• **AIM OF THE EXERCISE**
Read the lines that follow and pick out every one containing the word "source".

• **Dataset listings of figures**
+++
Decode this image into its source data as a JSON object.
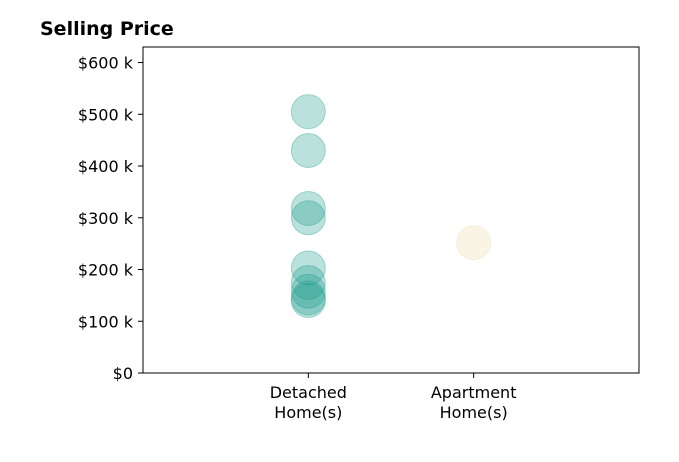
{
  "chart_data": {
    "type": "scatter",
    "title": "Selling Price",
    "xlabel": "",
    "ylabel": "",
    "categories": [
      "Detached\nHome(s)",
      "Apartment\nHome(s)"
    ],
    "xlim": [
      -1,
      2
    ],
    "ylim": [
      0,
      630000
    ],
    "y_ticks": [
      0,
      100000,
      200000,
      300000,
      400000,
      500000,
      600000
    ],
    "y_tick_labels": [
      "$0",
      "$100 k",
      "$200 k",
      "$300 k",
      "$400 k",
      "$500 k",
      "$600 k"
    ],
    "grid": false,
    "legend": "none",
    "series": [
      {
        "category": "Detached\nHome(s)",
        "color": "#1a9a8a",
        "values": [
          505000,
          430000,
          318000,
          300000,
          203000,
          175000,
          158000,
          145000,
          140000
        ]
      },
      {
        "category": "Apartment\nHome(s)",
        "color": "#f0d9a8",
        "values": [
          252000
        ]
      }
    ]
  }
}
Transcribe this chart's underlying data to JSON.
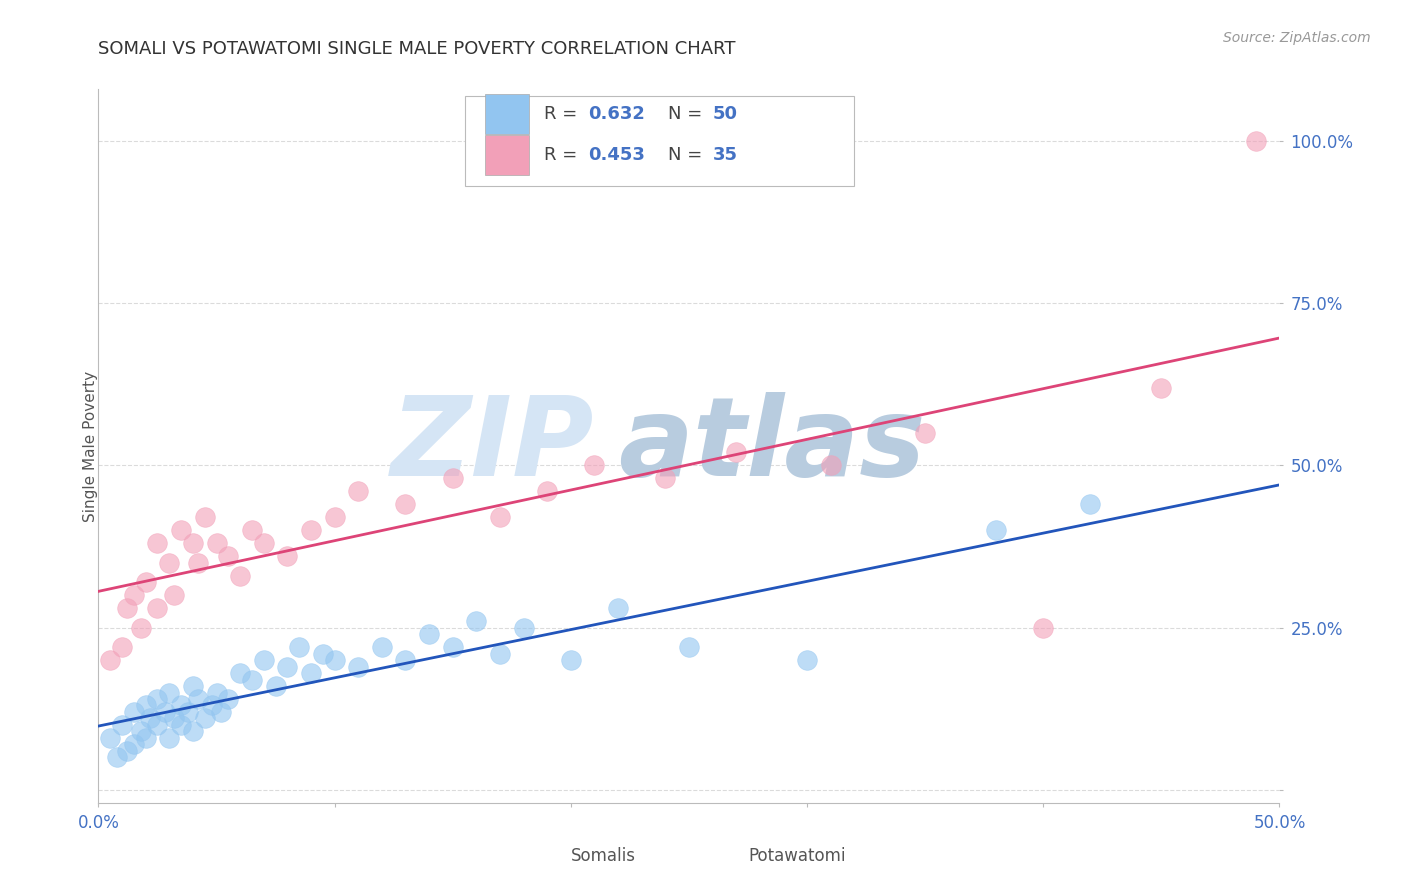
{
  "title": "SOMALI VS POTAWATOMI SINGLE MALE POVERTY CORRELATION CHART",
  "source": "Source: ZipAtlas.com",
  "ylabel": "Single Male Poverty",
  "xlim": [
    0.0,
    0.5
  ],
  "ylim": [
    -0.02,
    1.08
  ],
  "somali_color": "#92C5F0",
  "potawatomi_color": "#F2A0B8",
  "somali_line_color": "#2255BB",
  "potawatomi_line_color": "#DD4477",
  "watermark_zip": "ZIP",
  "watermark_atlas": "atlas",
  "watermark_color_zip": "#D0DEEE",
  "watermark_color_atlas": "#B8CCE4",
  "background_color": "#FFFFFF",
  "grid_color": "#CCCCCC",
  "somali_x": [
    0.005,
    0.008,
    0.01,
    0.012,
    0.015,
    0.015,
    0.018,
    0.02,
    0.02,
    0.022,
    0.025,
    0.025,
    0.028,
    0.03,
    0.03,
    0.032,
    0.035,
    0.035,
    0.038,
    0.04,
    0.04,
    0.042,
    0.045,
    0.048,
    0.05,
    0.052,
    0.055,
    0.06,
    0.065,
    0.07,
    0.075,
    0.08,
    0.085,
    0.09,
    0.095,
    0.1,
    0.11,
    0.12,
    0.13,
    0.14,
    0.15,
    0.16,
    0.17,
    0.18,
    0.2,
    0.22,
    0.25,
    0.3,
    0.38,
    0.42
  ],
  "somali_y": [
    0.08,
    0.05,
    0.1,
    0.06,
    0.12,
    0.07,
    0.09,
    0.13,
    0.08,
    0.11,
    0.1,
    0.14,
    0.12,
    0.08,
    0.15,
    0.11,
    0.13,
    0.1,
    0.12,
    0.09,
    0.16,
    0.14,
    0.11,
    0.13,
    0.15,
    0.12,
    0.14,
    0.18,
    0.17,
    0.2,
    0.16,
    0.19,
    0.22,
    0.18,
    0.21,
    0.2,
    0.19,
    0.22,
    0.2,
    0.24,
    0.22,
    0.26,
    0.21,
    0.25,
    0.2,
    0.28,
    0.22,
    0.2,
    0.4,
    0.44
  ],
  "potawatomi_x": [
    0.005,
    0.01,
    0.012,
    0.015,
    0.018,
    0.02,
    0.025,
    0.025,
    0.03,
    0.032,
    0.035,
    0.04,
    0.042,
    0.045,
    0.05,
    0.055,
    0.06,
    0.065,
    0.07,
    0.08,
    0.09,
    0.1,
    0.11,
    0.13,
    0.15,
    0.17,
    0.19,
    0.21,
    0.24,
    0.27,
    0.31,
    0.35,
    0.4,
    0.45,
    0.49
  ],
  "potawatomi_y": [
    0.2,
    0.22,
    0.28,
    0.3,
    0.25,
    0.32,
    0.28,
    0.38,
    0.35,
    0.3,
    0.4,
    0.38,
    0.35,
    0.42,
    0.38,
    0.36,
    0.33,
    0.4,
    0.38,
    0.36,
    0.4,
    0.42,
    0.46,
    0.44,
    0.48,
    0.42,
    0.46,
    0.5,
    0.48,
    0.52,
    0.5,
    0.55,
    0.25,
    0.62,
    1.0
  ]
}
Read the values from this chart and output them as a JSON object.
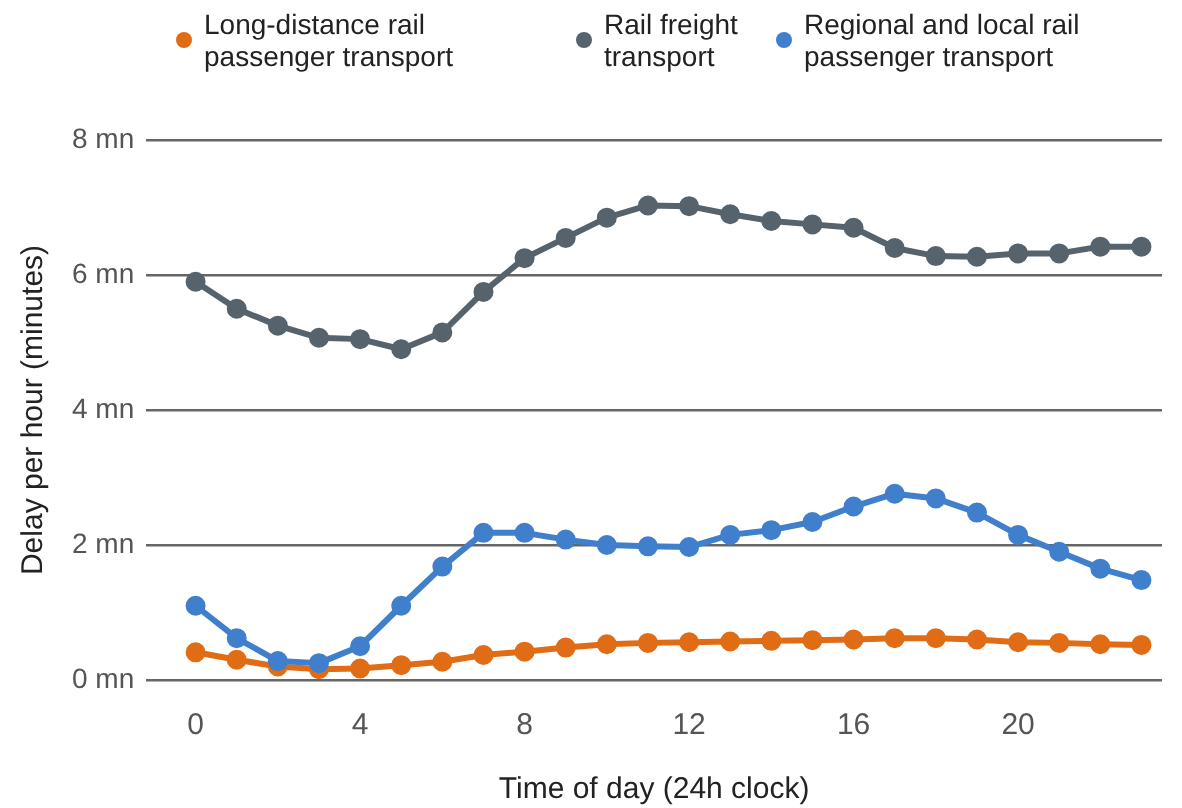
{
  "chart_data": {
    "type": "line",
    "xlabel": "Time of day (24h clock)",
    "ylabel": "Delay per hour (minutes)",
    "x": [
      0,
      1,
      2,
      3,
      4,
      5,
      6,
      7,
      8,
      9,
      10,
      11,
      12,
      13,
      14,
      15,
      16,
      17,
      18,
      19,
      20,
      21,
      22,
      23
    ],
    "series": [
      {
        "name": "Long-distance rail passenger transport",
        "color": "#e06c16",
        "values": [
          0.41,
          0.3,
          0.2,
          0.16,
          0.17,
          0.22,
          0.27,
          0.37,
          0.42,
          0.48,
          0.53,
          0.55,
          0.56,
          0.57,
          0.58,
          0.59,
          0.6,
          0.62,
          0.62,
          0.6,
          0.56,
          0.55,
          0.53,
          0.52
        ]
      },
      {
        "name": "Rail freight transport",
        "color": "#56636d",
        "values": [
          5.9,
          5.5,
          5.25,
          5.07,
          5.05,
          4.9,
          5.15,
          5.75,
          6.25,
          6.55,
          6.85,
          7.03,
          7.02,
          6.9,
          6.8,
          6.75,
          6.7,
          6.4,
          6.28,
          6.27,
          6.32,
          6.32,
          6.42,
          6.42
        ]
      },
      {
        "name": "Regional and local rail passenger transport",
        "color": "#3f7fcc",
        "values": [
          1.1,
          0.62,
          0.28,
          0.25,
          0.5,
          1.1,
          1.68,
          2.18,
          2.18,
          2.08,
          2.0,
          1.98,
          1.97,
          2.15,
          2.22,
          2.34,
          2.57,
          2.76,
          2.69,
          2.48,
          2.15,
          1.9,
          1.65,
          1.48
        ]
      }
    ],
    "xlim": [
      -1.2,
      23.5
    ],
    "xticks": [
      0,
      4,
      8,
      12,
      16,
      20
    ],
    "ylim": [
      0,
      8
    ],
    "yticks": [
      {
        "value": 0,
        "label": "0 mn"
      },
      {
        "value": 2,
        "label": "2 mn"
      },
      {
        "value": 4,
        "label": "4 mn"
      },
      {
        "value": 6,
        "label": "6 mn"
      },
      {
        "value": 8,
        "label": "8 mn"
      }
    ],
    "grid": "y",
    "legend": "top",
    "marker": "circle",
    "line_style": "solid"
  }
}
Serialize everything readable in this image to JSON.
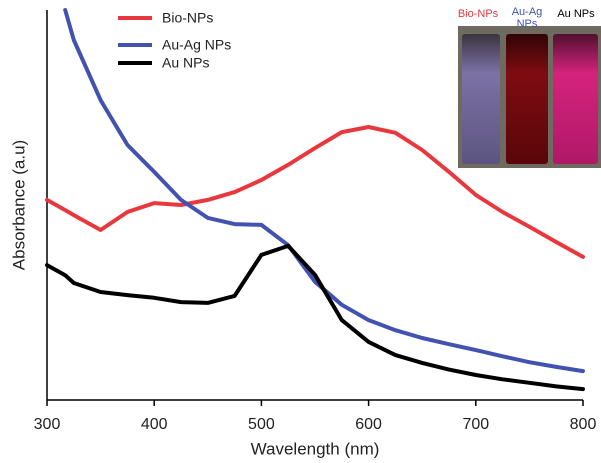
{
  "chart_data": {
    "type": "line",
    "x_label": "Wavelength (nm)",
    "y_label": "Absorbance (a.u)",
    "x": [
      300,
      317,
      325,
      350,
      375,
      400,
      425,
      450,
      475,
      500,
      525,
      550,
      575,
      600,
      625,
      650,
      675,
      700,
      725,
      750,
      775,
      800
    ],
    "series": [
      {
        "name": "Bio-NPs",
        "color": "#e8383d",
        "values": [
          0.513,
          0.487,
          0.474,
          0.436,
          0.482,
          0.505,
          0.5,
          0.513,
          0.533,
          0.564,
          0.603,
          0.646,
          0.687,
          0.7,
          0.685,
          0.641,
          0.585,
          0.526,
          0.482,
          0.444,
          0.405,
          0.367
        ]
      },
      {
        "name": "Au-Ag NPs",
        "color": "#4152b0",
        "values": [
          null,
          1.0,
          0.923,
          0.769,
          0.654,
          0.585,
          0.513,
          0.467,
          0.451,
          0.449,
          0.397,
          0.303,
          0.244,
          0.205,
          0.179,
          0.159,
          0.143,
          0.128,
          0.112,
          0.097,
          0.085,
          0.074
        ]
      },
      {
        "name": "Au NPs",
        "color": "#000000",
        "values": [
          0.346,
          0.32,
          0.3,
          0.277,
          0.269,
          0.262,
          0.251,
          0.249,
          0.267,
          0.372,
          0.395,
          0.321,
          0.205,
          0.149,
          0.115,
          0.095,
          0.078,
          0.064,
          0.053,
          0.044,
          0.035,
          0.028
        ]
      }
    ],
    "xlim": [
      300,
      800
    ],
    "xticks": [
      300,
      400,
      500,
      600,
      700,
      800
    ],
    "ylim": [
      0,
      1
    ],
    "legend": "upper-left",
    "inset_labels": [
      "Bio-NPs",
      "Au-Ag NPs",
      "Au NPs"
    ]
  }
}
+++
• **FULL OUTPUT**
Decode this image into its source data as a JSON object.
  "source": "Source: ZipAtlas.com",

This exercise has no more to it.